Description of the task:
Can all of these lines be returned exactly?

Input for this task:
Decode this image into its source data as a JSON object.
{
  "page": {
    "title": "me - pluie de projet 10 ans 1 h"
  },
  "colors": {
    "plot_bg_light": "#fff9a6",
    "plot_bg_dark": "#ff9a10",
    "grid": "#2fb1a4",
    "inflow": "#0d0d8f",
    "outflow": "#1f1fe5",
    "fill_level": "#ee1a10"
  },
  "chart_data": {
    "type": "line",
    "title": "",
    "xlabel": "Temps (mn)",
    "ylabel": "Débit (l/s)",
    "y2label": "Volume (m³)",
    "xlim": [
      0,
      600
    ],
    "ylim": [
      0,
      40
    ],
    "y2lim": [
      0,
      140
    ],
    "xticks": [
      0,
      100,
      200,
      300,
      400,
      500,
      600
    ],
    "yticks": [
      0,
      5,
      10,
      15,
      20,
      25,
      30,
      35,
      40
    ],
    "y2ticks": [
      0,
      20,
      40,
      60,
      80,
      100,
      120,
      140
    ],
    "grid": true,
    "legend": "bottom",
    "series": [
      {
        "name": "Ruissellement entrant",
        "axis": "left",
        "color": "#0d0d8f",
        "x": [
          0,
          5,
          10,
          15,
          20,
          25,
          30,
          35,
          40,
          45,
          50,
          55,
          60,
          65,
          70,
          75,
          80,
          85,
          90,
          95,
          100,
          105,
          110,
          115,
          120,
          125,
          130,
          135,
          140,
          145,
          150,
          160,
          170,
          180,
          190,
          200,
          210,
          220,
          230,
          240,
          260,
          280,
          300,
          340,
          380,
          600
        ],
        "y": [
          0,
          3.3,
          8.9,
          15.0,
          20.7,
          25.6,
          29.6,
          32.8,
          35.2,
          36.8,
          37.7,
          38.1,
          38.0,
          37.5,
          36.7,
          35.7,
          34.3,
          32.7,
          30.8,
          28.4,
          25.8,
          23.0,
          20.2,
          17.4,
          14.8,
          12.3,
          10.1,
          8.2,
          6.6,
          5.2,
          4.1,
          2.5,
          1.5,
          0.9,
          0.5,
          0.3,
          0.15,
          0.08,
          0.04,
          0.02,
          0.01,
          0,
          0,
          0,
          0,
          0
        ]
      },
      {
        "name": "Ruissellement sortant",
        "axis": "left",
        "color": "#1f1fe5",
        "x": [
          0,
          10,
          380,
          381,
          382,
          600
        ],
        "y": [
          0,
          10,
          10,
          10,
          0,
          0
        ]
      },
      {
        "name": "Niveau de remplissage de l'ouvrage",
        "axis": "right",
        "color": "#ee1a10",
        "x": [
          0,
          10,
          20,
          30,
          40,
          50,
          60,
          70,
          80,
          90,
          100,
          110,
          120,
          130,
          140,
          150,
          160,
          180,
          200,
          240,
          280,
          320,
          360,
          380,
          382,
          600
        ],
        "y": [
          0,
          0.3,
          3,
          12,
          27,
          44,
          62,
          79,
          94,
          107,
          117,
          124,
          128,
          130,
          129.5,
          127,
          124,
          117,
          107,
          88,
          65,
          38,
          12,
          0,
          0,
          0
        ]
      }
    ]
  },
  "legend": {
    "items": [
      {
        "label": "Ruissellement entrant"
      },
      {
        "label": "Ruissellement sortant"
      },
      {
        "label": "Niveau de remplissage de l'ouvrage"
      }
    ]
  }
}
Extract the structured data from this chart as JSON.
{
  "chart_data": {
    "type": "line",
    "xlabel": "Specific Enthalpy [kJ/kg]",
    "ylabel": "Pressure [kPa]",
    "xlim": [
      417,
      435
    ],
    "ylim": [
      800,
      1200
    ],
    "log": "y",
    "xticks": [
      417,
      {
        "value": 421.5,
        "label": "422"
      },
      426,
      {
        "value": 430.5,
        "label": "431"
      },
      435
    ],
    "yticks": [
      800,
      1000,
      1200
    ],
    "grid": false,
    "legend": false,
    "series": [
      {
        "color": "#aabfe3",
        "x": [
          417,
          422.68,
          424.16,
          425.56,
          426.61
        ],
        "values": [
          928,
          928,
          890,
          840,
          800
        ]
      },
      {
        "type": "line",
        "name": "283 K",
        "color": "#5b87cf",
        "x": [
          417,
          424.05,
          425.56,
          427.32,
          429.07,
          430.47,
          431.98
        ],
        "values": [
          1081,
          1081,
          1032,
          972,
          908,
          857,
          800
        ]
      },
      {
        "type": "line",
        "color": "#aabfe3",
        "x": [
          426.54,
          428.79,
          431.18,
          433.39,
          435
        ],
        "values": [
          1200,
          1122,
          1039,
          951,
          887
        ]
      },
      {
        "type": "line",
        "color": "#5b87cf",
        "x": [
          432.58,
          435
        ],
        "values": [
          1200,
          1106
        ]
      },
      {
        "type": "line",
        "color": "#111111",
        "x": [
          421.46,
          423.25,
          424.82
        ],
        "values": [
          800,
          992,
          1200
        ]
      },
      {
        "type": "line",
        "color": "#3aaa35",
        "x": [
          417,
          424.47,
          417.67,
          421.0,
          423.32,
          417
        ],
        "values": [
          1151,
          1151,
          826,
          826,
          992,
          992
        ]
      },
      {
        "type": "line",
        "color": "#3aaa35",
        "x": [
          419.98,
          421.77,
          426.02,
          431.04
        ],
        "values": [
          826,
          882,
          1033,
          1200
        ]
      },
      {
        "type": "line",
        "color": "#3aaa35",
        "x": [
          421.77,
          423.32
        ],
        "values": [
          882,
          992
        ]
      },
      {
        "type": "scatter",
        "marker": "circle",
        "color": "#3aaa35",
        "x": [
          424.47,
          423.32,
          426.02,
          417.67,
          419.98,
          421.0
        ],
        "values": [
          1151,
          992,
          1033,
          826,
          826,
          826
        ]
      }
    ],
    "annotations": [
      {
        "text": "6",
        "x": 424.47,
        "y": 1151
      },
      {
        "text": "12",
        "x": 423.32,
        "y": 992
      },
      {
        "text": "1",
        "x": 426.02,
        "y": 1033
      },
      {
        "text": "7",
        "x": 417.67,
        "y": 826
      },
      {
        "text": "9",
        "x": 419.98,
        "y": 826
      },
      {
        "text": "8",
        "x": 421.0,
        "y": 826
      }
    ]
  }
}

Correct response:
Decode this image into its source data as a JSON object.
{
  "page": {
    "title": "me - pluie de projet 10 ans 1 h"
  },
  "colors": {
    "plot_bg_light": "#fff9a6",
    "plot_bg_dark": "#ff9a10",
    "grid": "#2fb1a4",
    "inflow": "#0d0d8f",
    "outflow": "#1f1fe5",
    "fill_level": "#ee1a10"
  },
  "chart_data": {
    "type": "line",
    "title": "",
    "xlabel": "Temps (mn)",
    "ylabel": "Débit (l/s)",
    "y2label": "Volume (m³)",
    "xlim": [
      0,
      600
    ],
    "ylim": [
      0,
      40
    ],
    "y2lim": [
      0,
      140
    ],
    "xticks": [
      0,
      100,
      200,
      300,
      400,
      500,
      600
    ],
    "yticks": [
      0,
      5,
      10,
      15,
      20,
      25,
      30,
      35,
      40
    ],
    "y2ticks": [
      0,
      20,
      40,
      60,
      80,
      100,
      120,
      140
    ],
    "grid": true,
    "legend": "bottom",
    "series": [
      {
        "name": "Ruissellement entrant",
        "axis": "left",
        "color": "#0d0d8f",
        "x": [
          0,
          5,
          10,
          15,
          20,
          25,
          30,
          35,
          40,
          45,
          50,
          55,
          60,
          65,
          70,
          75,
          80,
          85,
          90,
          95,
          100,
          105,
          110,
          115,
          120,
          125,
          130,
          135,
          140,
          145,
          150,
          160,
          170,
          180,
          190,
          200,
          210,
          220,
          230,
          240,
          260,
          280,
          300,
          340,
          380,
          600
        ],
        "y": [
          0,
          3.3,
          8.9,
          15.0,
          20.7,
          25.6,
          29.6,
          32.8,
          35.2,
          36.8,
          37.7,
          38.1,
          38.0,
          37.5,
          36.7,
          35.7,
          34.3,
          32.7,
          30.8,
          28.4,
          25.8,
          23.0,
          20.2,
          17.4,
          14.8,
          12.3,
          10.1,
          8.2,
          6.6,
          5.2,
          4.1,
          2.5,
          1.5,
          0.9,
          0.5,
          0.3,
          0.15,
          0.08,
          0.04,
          0.02,
          0.01,
          0,
          0,
          0,
          0,
          0
        ]
      },
      {
        "name": "Ruissellement sortant",
        "axis": "left",
        "color": "#1f1fe5",
        "x": [
          0,
          10,
          380,
          381,
          382,
          600
        ],
        "y": [
          0,
          10,
          10,
          10,
          0,
          0
        ]
      },
      {
        "name": "Niveau de remplissage de l'ouvrage",
        "axis": "right",
        "color": "#ee1a10",
        "x": [
          0,
          10,
          20,
          30,
          40,
          50,
          60,
          70,
          80,
          90,
          100,
          110,
          120,
          130,
          140,
          150,
          160,
          180,
          200,
          240,
          280,
          320,
          360,
          380,
          382,
          600
        ],
        "y": [
          0,
          0.3,
          3,
          12,
          27,
          44,
          62,
          79,
          94,
          107,
          117,
          124,
          128,
          130,
          129.5,
          127,
          124,
          117,
          107,
          88,
          65,
          38,
          12,
          0,
          0,
          0
        ]
      }
    ]
  },
  "legend": {
    "items": [
      {
        "label": "Ruissellement entrant"
      },
      {
        "label": "Ruissellement sortant"
      },
      {
        "label": "Niveau de remplissage de l'ouvrage"
      }
    ]
  }
}
Extract the structured data from this chart as JSON.
{
  "chart_data": {
    "type": "line",
    "xlabel": "Specific Enthalpy [kJ/kg]",
    "ylabel": "Pressure [kPa]",
    "xlim": [
      417,
      435
    ],
    "ylim": [
      800,
      1200
    ],
    "log": "y",
    "xticks": [
      417,
      {
        "value": 421.5,
        "label": "422"
      },
      426,
      {
        "value": 430.5,
        "label": "431"
      },
      435
    ],
    "yticks": [
      800,
      1000,
      1200
    ],
    "grid": false,
    "legend": false,
    "series": [
      {
        "color": "#aabfe3",
        "x": [
          417,
          422.68,
          424.16,
          425.56,
          426.61
        ],
        "values": [
          928,
          928,
          890,
          840,
          800
        ]
      },
      {
        "type": "line",
        "name": "283 K",
        "color": "#5b87cf",
        "x": [
          417,
          424.05,
          425.56,
          427.32,
          429.07,
          430.47,
          431.98
        ],
        "values": [
          1081,
          1081,
          1032,
          972,
          908,
          857,
          800
        ]
      },
      {
        "type": "line",
        "color": "#aabfe3",
        "x": [
          426.54,
          428.79,
          431.18,
          433.39,
          435
        ],
        "values": [
          1200,
          1122,
          1039,
          951,
          887
        ]
      },
      {
        "type": "line",
        "color": "#5b87cf",
        "x": [
          432.58,
          435
        ],
        "values": [
          1200,
          1106
        ]
      },
      {
        "type": "line",
        "color": "#111111",
        "x": [
          421.46,
          423.25,
          424.82
        ],
        "values": [
          800,
          992,
          1200
        ]
      },
      {
        "type": "line",
        "color": "#3aaa35",
        "x": [
          417,
          424.47,
          417.67,
          421.0,
          423.32,
          417
        ],
        "values": [
          1151,
          1151,
          826,
          826,
          992,
          992
        ]
      },
      {
        "type": "line",
        "color": "#3aaa35",
        "x": [
          419.98,
          421.77,
          426.02,
          431.04
        ],
        "values": [
          826,
          882,
          1033,
          1200
        ]
      },
      {
        "type": "line",
        "color": "#3aaa35",
        "x": [
          421.77,
          423.32
        ],
        "values": [
          882,
          992
        ]
      },
      {
        "type": "scatter",
        "marker": "circle",
        "color": "#3aaa35",
        "x": [
          424.47,
          423.32,
          426.02,
          417.67,
          419.98,
          421.0
        ],
        "values": [
          1151,
          992,
          1033,
          826,
          826,
          826
        ]
      }
    ],
    "annotations": [
      {
        "text": "6",
        "x": 424.47,
        "y": 1151
      },
      {
        "text": "12",
        "x": 423.32,
        "y": 992
      },
      {
        "text": "1",
        "x": 426.02,
        "y": 1033
      },
      {
        "text": "7",
        "x": 417.67,
        "y": 826
      },
      {
        "text": "9",
        "x": 419.98,
        "y": 826
      },
      {
        "text": "8",
        "x": 421.0,
        "y": 826
      }
    ]
  }
}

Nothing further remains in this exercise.